*Aim of the exercise*:
Pictures do not belong in the copy. Return all of the entries exactly.

BEGIN Information shown

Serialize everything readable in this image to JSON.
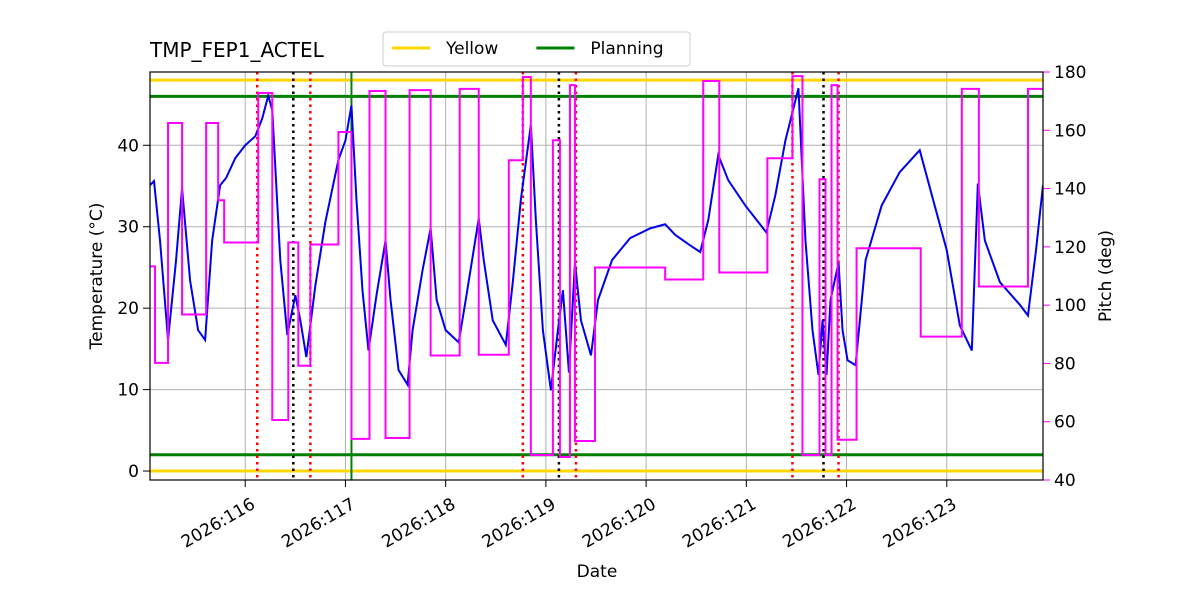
{
  "chart_data": {
    "type": "line",
    "title": "TMP_FEP1_ACTEL",
    "x_label": "Date",
    "y_label": "Temperature (°C)",
    "y2_label": "Pitch (deg)",
    "xlim": [
      115.05,
      123.96
    ],
    "xticks": [
      {
        "value": 116,
        "label": "2026:116"
      },
      {
        "value": 117,
        "label": "2026:117"
      },
      {
        "value": 118,
        "label": "2026:118"
      },
      {
        "value": 119,
        "label": "2026:119"
      },
      {
        "value": 120,
        "label": "2026:120"
      },
      {
        "value": 121,
        "label": "2026:121"
      },
      {
        "value": 122,
        "label": "2026:122"
      },
      {
        "value": 123,
        "label": "2026:123"
      }
    ],
    "ylim": [
      -1.1,
      49
    ],
    "yticks": [
      0,
      10,
      20,
      30,
      40
    ],
    "y2lim": [
      40,
      180
    ],
    "y2ticks": [
      40,
      60,
      80,
      100,
      120,
      140,
      160,
      180
    ],
    "y2_color": "#ff00ff",
    "grid": true,
    "series": [
      {
        "color": "#0000ee",
        "x": [
          115.05,
          115.09,
          115.15,
          115.23,
          115.31,
          115.37,
          115.45,
          115.53,
          115.6,
          115.67,
          115.75,
          115.81,
          115.9,
          116.0,
          116.1,
          116.17,
          116.23,
          116.27,
          116.35,
          116.42,
          116.5,
          116.55,
          116.61,
          116.7,
          116.8,
          116.93,
          117.0,
          117.06,
          117.11,
          117.17,
          117.23,
          117.31,
          117.4,
          117.45,
          117.53,
          117.62,
          117.67,
          117.77,
          117.85,
          117.91,
          118.0,
          118.13,
          118.2,
          118.33,
          118.38,
          118.47,
          118.6,
          118.67,
          118.75,
          118.85,
          118.9,
          118.97,
          119.05,
          119.12,
          119.17,
          119.23,
          119.29,
          119.35,
          119.45,
          119.52,
          119.66,
          119.84,
          120.04,
          120.19,
          120.29,
          120.44,
          120.54,
          120.62,
          120.72,
          120.82,
          120.99,
          121.2,
          121.29,
          121.39,
          121.52,
          121.59,
          121.66,
          121.72,
          121.76,
          121.8,
          121.84,
          121.92,
          121.96,
          122.01,
          122.09,
          122.19,
          122.35,
          122.53,
          122.73,
          123.0,
          123.13,
          123.25,
          123.31,
          123.38,
          123.53,
          123.73,
          123.81,
          123.89,
          123.96
        ],
        "values": [
          35.1,
          35.6,
          28.3,
          16.1,
          25.9,
          34.7,
          23.4,
          17.3,
          16.1,
          28.3,
          35.1,
          36.0,
          38.4,
          40.0,
          41.1,
          43.3,
          46.1,
          44.3,
          25.9,
          16.7,
          21.6,
          18.5,
          14.0,
          22.8,
          30.6,
          38.2,
          40.6,
          44.9,
          33.3,
          22.2,
          14.8,
          21.6,
          28.3,
          21.0,
          12.4,
          10.6,
          17.3,
          24.7,
          29.8,
          21.0,
          17.3,
          15.8,
          21.0,
          31.0,
          25.9,
          18.5,
          15.5,
          23.2,
          33.3,
          42.5,
          30.8,
          17.3,
          9.9,
          17.3,
          22.2,
          12.1,
          25.6,
          18.5,
          14.2,
          21.0,
          25.9,
          28.6,
          29.8,
          30.3,
          29.0,
          27.7,
          26.9,
          30.8,
          38.8,
          35.7,
          32.6,
          29.3,
          33.9,
          40.6,
          47.0,
          28.3,
          17.3,
          11.8,
          18.5,
          11.8,
          21.0,
          25.6,
          17.3,
          13.6,
          13.0,
          25.9,
          32.6,
          36.7,
          39.4,
          27.1,
          17.9,
          14.8,
          35.3,
          28.3,
          23.2,
          20.4,
          19.1,
          27.1,
          35.1
        ]
      },
      {
        "color": "#ff00ff",
        "axis": "y2",
        "x": [
          115.05,
          115.1,
          115.1,
          115.23,
          115.23,
          115.37,
          115.37,
          115.61,
          115.61,
          115.73,
          115.73,
          115.79,
          115.79,
          116.13,
          116.13,
          116.27,
          116.27,
          116.43,
          116.43,
          116.53,
          116.53,
          116.65,
          116.65,
          116.93,
          116.93,
          117.06,
          117.06,
          117.24,
          117.24,
          117.4,
          117.4,
          117.64,
          117.64,
          117.85,
          117.85,
          118.14,
          118.14,
          118.33,
          118.33,
          118.63,
          118.63,
          118.77,
          118.77,
          118.85,
          118.85,
          119.07,
          119.07,
          119.14,
          119.14,
          119.24,
          119.24,
          119.29,
          119.29,
          119.49,
          119.49,
          120.19,
          120.19,
          120.57,
          120.57,
          120.73,
          120.73,
          121.21,
          121.21,
          121.46,
          121.46,
          121.56,
          121.56,
          121.73,
          121.73,
          121.79,
          121.79,
          121.85,
          121.85,
          121.91,
          121.91,
          122.1,
          122.1,
          122.74,
          122.74,
          123.15,
          123.15,
          123.32,
          123.32,
          123.81,
          123.81,
          123.96
        ],
        "values": [
          113.3,
          113.3,
          80.2,
          80.2,
          162.5,
          162.5,
          96.8,
          96.8,
          162.5,
          162.5,
          136,
          136,
          121.5,
          121.5,
          172.8,
          172.8,
          60.6,
          60.6,
          121.5,
          121.5,
          79.2,
          79.2,
          120.8,
          120.8,
          159.4,
          159.4,
          54.1,
          54.1,
          173.5,
          173.5,
          54.4,
          54.4,
          173.8,
          173.8,
          82.7,
          82.7,
          174.2,
          174.2,
          83,
          83,
          149.7,
          149.7,
          178.3,
          178.3,
          48.6,
          48.6,
          156.6,
          156.6,
          47.9,
          47.9,
          175.5,
          175.5,
          53.4,
          53.4,
          112.9,
          112.9,
          108.8,
          108.8,
          176.9,
          176.9,
          111.2,
          111.2,
          150.4,
          150.4,
          178.6,
          178.6,
          48.6,
          48.6,
          143.2,
          143.2,
          48.6,
          48.6,
          175.5,
          175.5,
          53.8,
          53.8,
          119.5,
          119.5,
          89.2,
          89.2,
          174.2,
          174.2,
          106.4,
          106.4,
          174.2,
          174.2
        ]
      }
    ],
    "hlines": [
      {
        "name": "Yellow",
        "color": "#ffd700",
        "values": [
          0,
          48
        ]
      },
      {
        "name": "Planning",
        "color": "#008000",
        "values": [
          2,
          46
        ]
      }
    ],
    "vlines": [
      {
        "color": "#ff0000",
        "style": "dotted",
        "x": [
          116.12,
          116.65,
          118.77,
          119.3,
          121.46,
          121.92
        ]
      },
      {
        "color": "#000000",
        "style": "dotted",
        "x": [
          116.48,
          119.13,
          121.77
        ]
      },
      {
        "color": "#008000",
        "style": "solid",
        "x": [
          117.06
        ]
      }
    ],
    "legend": "top"
  }
}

END Information shown

*Problem solution*:
Serialize everything readable in this image to JSON.
{
  "chart_data": {
    "type": "line",
    "title": "TMP_FEP1_ACTEL",
    "x_label": "Date",
    "y_label": "Temperature (°C)",
    "y2_label": "Pitch (deg)",
    "xlim": [
      115.05,
      123.96
    ],
    "xticks": [
      {
        "value": 116,
        "label": "2026:116"
      },
      {
        "value": 117,
        "label": "2026:117"
      },
      {
        "value": 118,
        "label": "2026:118"
      },
      {
        "value": 119,
        "label": "2026:119"
      },
      {
        "value": 120,
        "label": "2026:120"
      },
      {
        "value": 121,
        "label": "2026:121"
      },
      {
        "value": 122,
        "label": "2026:122"
      },
      {
        "value": 123,
        "label": "2026:123"
      }
    ],
    "ylim": [
      -1.1,
      49
    ],
    "yticks": [
      0,
      10,
      20,
      30,
      40
    ],
    "y2lim": [
      40,
      180
    ],
    "y2ticks": [
      40,
      60,
      80,
      100,
      120,
      140,
      160,
      180
    ],
    "y2_color": "#ff00ff",
    "grid": true,
    "series": [
      {
        "color": "#0000ee",
        "x": [
          115.05,
          115.09,
          115.15,
          115.23,
          115.31,
          115.37,
          115.45,
          115.53,
          115.6,
          115.67,
          115.75,
          115.81,
          115.9,
          116.0,
          116.1,
          116.17,
          116.23,
          116.27,
          116.35,
          116.42,
          116.5,
          116.55,
          116.61,
          116.7,
          116.8,
          116.93,
          117.0,
          117.06,
          117.11,
          117.17,
          117.23,
          117.31,
          117.4,
          117.45,
          117.53,
          117.62,
          117.67,
          117.77,
          117.85,
          117.91,
          118.0,
          118.13,
          118.2,
          118.33,
          118.38,
          118.47,
          118.6,
          118.67,
          118.75,
          118.85,
          118.9,
          118.97,
          119.05,
          119.12,
          119.17,
          119.23,
          119.29,
          119.35,
          119.45,
          119.52,
          119.66,
          119.84,
          120.04,
          120.19,
          120.29,
          120.44,
          120.54,
          120.62,
          120.72,
          120.82,
          120.99,
          121.2,
          121.29,
          121.39,
          121.52,
          121.59,
          121.66,
          121.72,
          121.76,
          121.8,
          121.84,
          121.92,
          121.96,
          122.01,
          122.09,
          122.19,
          122.35,
          122.53,
          122.73,
          123.0,
          123.13,
          123.25,
          123.31,
          123.38,
          123.53,
          123.73,
          123.81,
          123.89,
          123.96
        ],
        "values": [
          35.1,
          35.6,
          28.3,
          16.1,
          25.9,
          34.7,
          23.4,
          17.3,
          16.1,
          28.3,
          35.1,
          36.0,
          38.4,
          40.0,
          41.1,
          43.3,
          46.1,
          44.3,
          25.9,
          16.7,
          21.6,
          18.5,
          14.0,
          22.8,
          30.6,
          38.2,
          40.6,
          44.9,
          33.3,
          22.2,
          14.8,
          21.6,
          28.3,
          21.0,
          12.4,
          10.6,
          17.3,
          24.7,
          29.8,
          21.0,
          17.3,
          15.8,
          21.0,
          31.0,
          25.9,
          18.5,
          15.5,
          23.2,
          33.3,
          42.5,
          30.8,
          17.3,
          9.9,
          17.3,
          22.2,
          12.1,
          25.6,
          18.5,
          14.2,
          21.0,
          25.9,
          28.6,
          29.8,
          30.3,
          29.0,
          27.7,
          26.9,
          30.8,
          38.8,
          35.7,
          32.6,
          29.3,
          33.9,
          40.6,
          47.0,
          28.3,
          17.3,
          11.8,
          18.5,
          11.8,
          21.0,
          25.6,
          17.3,
          13.6,
          13.0,
          25.9,
          32.6,
          36.7,
          39.4,
          27.1,
          17.9,
          14.8,
          35.3,
          28.3,
          23.2,
          20.4,
          19.1,
          27.1,
          35.1
        ]
      },
      {
        "color": "#ff00ff",
        "axis": "y2",
        "x": [
          115.05,
          115.1,
          115.1,
          115.23,
          115.23,
          115.37,
          115.37,
          115.61,
          115.61,
          115.73,
          115.73,
          115.79,
          115.79,
          116.13,
          116.13,
          116.27,
          116.27,
          116.43,
          116.43,
          116.53,
          116.53,
          116.65,
          116.65,
          116.93,
          116.93,
          117.06,
          117.06,
          117.24,
          117.24,
          117.4,
          117.4,
          117.64,
          117.64,
          117.85,
          117.85,
          118.14,
          118.14,
          118.33,
          118.33,
          118.63,
          118.63,
          118.77,
          118.77,
          118.85,
          118.85,
          119.07,
          119.07,
          119.14,
          119.14,
          119.24,
          119.24,
          119.29,
          119.29,
          119.49,
          119.49,
          120.19,
          120.19,
          120.57,
          120.57,
          120.73,
          120.73,
          121.21,
          121.21,
          121.46,
          121.46,
          121.56,
          121.56,
          121.73,
          121.73,
          121.79,
          121.79,
          121.85,
          121.85,
          121.91,
          121.91,
          122.1,
          122.1,
          122.74,
          122.74,
          123.15,
          123.15,
          123.32,
          123.32,
          123.81,
          123.81,
          123.96
        ],
        "values": [
          113.3,
          113.3,
          80.2,
          80.2,
          162.5,
          162.5,
          96.8,
          96.8,
          162.5,
          162.5,
          136,
          136,
          121.5,
          121.5,
          172.8,
          172.8,
          60.6,
          60.6,
          121.5,
          121.5,
          79.2,
          79.2,
          120.8,
          120.8,
          159.4,
          159.4,
          54.1,
          54.1,
          173.5,
          173.5,
          54.4,
          54.4,
          173.8,
          173.8,
          82.7,
          82.7,
          174.2,
          174.2,
          83,
          83,
          149.7,
          149.7,
          178.3,
          178.3,
          48.6,
          48.6,
          156.6,
          156.6,
          47.9,
          47.9,
          175.5,
          175.5,
          53.4,
          53.4,
          112.9,
          112.9,
          108.8,
          108.8,
          176.9,
          176.9,
          111.2,
          111.2,
          150.4,
          150.4,
          178.6,
          178.6,
          48.6,
          48.6,
          143.2,
          143.2,
          48.6,
          48.6,
          175.5,
          175.5,
          53.8,
          53.8,
          119.5,
          119.5,
          89.2,
          89.2,
          174.2,
          174.2,
          106.4,
          106.4,
          174.2,
          174.2
        ]
      }
    ],
    "hlines": [
      {
        "name": "Yellow",
        "color": "#ffd700",
        "values": [
          0,
          48
        ]
      },
      {
        "name": "Planning",
        "color": "#008000",
        "values": [
          2,
          46
        ]
      }
    ],
    "vlines": [
      {
        "color": "#ff0000",
        "style": "dotted",
        "x": [
          116.12,
          116.65,
          118.77,
          119.3,
          121.46,
          121.92
        ]
      },
      {
        "color": "#000000",
        "style": "dotted",
        "x": [
          116.48,
          119.13,
          121.77
        ]
      },
      {
        "color": "#008000",
        "style": "solid",
        "x": [
          117.06
        ]
      }
    ],
    "legend": "top"
  }
}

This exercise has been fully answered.